(BRIEF) Transcribe the passage of the play review starting at "The Motherfucker with" and ending at "their own delusions.".

(EXCERPT)
The Motherfucker with the Hat is not to be confused with The Cat in the Hat, but it is also not to be confused with The Last Days of Judas Iscariot, another Stephen Adly Guirgis play which received a memorable Washington-area production. Judas Iscariot is a deeply moving meditation on forgiveness, but Motherfucker is a swim in an acid bath of recrimination, where users, losers, addicts and their facilitators slowly drown under the weight of their own delusions.
It is also – and I know this is hard to believe about a play which has addiction as part of its motif – scabrously funny. From the moment that Veronica (Rosal Colón), after doing a line of coke, gives her drunk mother romantic advice (on dealing with mom’s fish-faced, abusive lover, “take a real good look and ask yourself in all honesty – ‘Do I wanna fuck him – or fry him up with a little adobo and paprika?’”) to the time when Veronica’s lover Jackie (Drew Cortese) stands before her like a man witnessing his own execution, unable to comprehend what he has lost, Motherfucker is a laugh-a-minute tragedy. On the night I attended the surprised barks of laughter which arose during the show sounded somehow guilty, as though done by an offender who was passing gas during Church services.

Laugh away; with a story this horrifying, laughter is a necessary cathartic. Jackie, newly sober, has returned from a 26-month stretch in the slammer. Veronica, after quickly stashing the blow and vodka, greets him ecstatically. They smooch for a while, and then he gives her the good news: he has a job! They plan their celebration: sex, followed by a visit to Carvel’s for an ice cream cake (they favor the kind shaped like a whale) and then, later still, the movies. As Veronica showers Jackie spins out the story of how he got this, his dream job – as a hotel porter, in an establishment with a very strong Union.
In this low-rent Eden, the snake takes the form of a jaunty fedora. It’s not Jackie’s, and it’s obviously not Veronica’s, and so when Jackie sees it, his suspicions are ignited. Add in a couple of unfamiliar smells, and Jackie is in full-blown j’accuse mode. Convinced the hat belongs to a downstairs neighbor who is having his way with Veronica, Jackie stalks out of their apartment to the comfort of his addictions sponsor, Ralph D. (Quentin Maré), and the orgy of anger, betrayal, bitterness and recrimination is on.

(SOURCE MATERIAL)
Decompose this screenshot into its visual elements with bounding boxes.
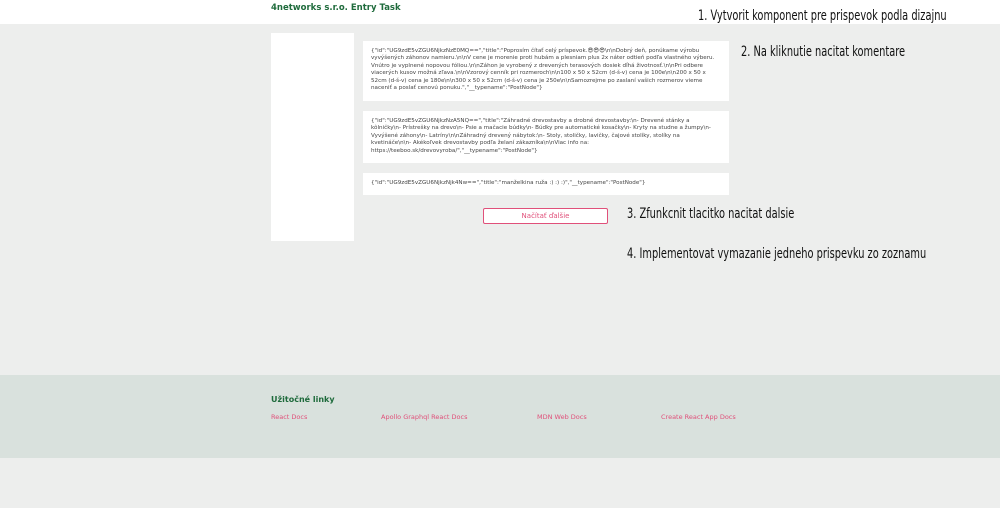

(WORKED ANSWER)
The Motherfucker with the Hat is not to be confused with The Cat in the Hat, but it is also not to be confused with The Last Days of Judas Iscariot, another Stephen Adly Guirgis play which received a memorable Washington-area production. Judas Iscariot is a deeply moving meditation on forgiveness, but Motherfucker is a swim in an acid bath of recrimination, where users, losers, addicts and their facilitators slowly drown under the weight of their own delusions.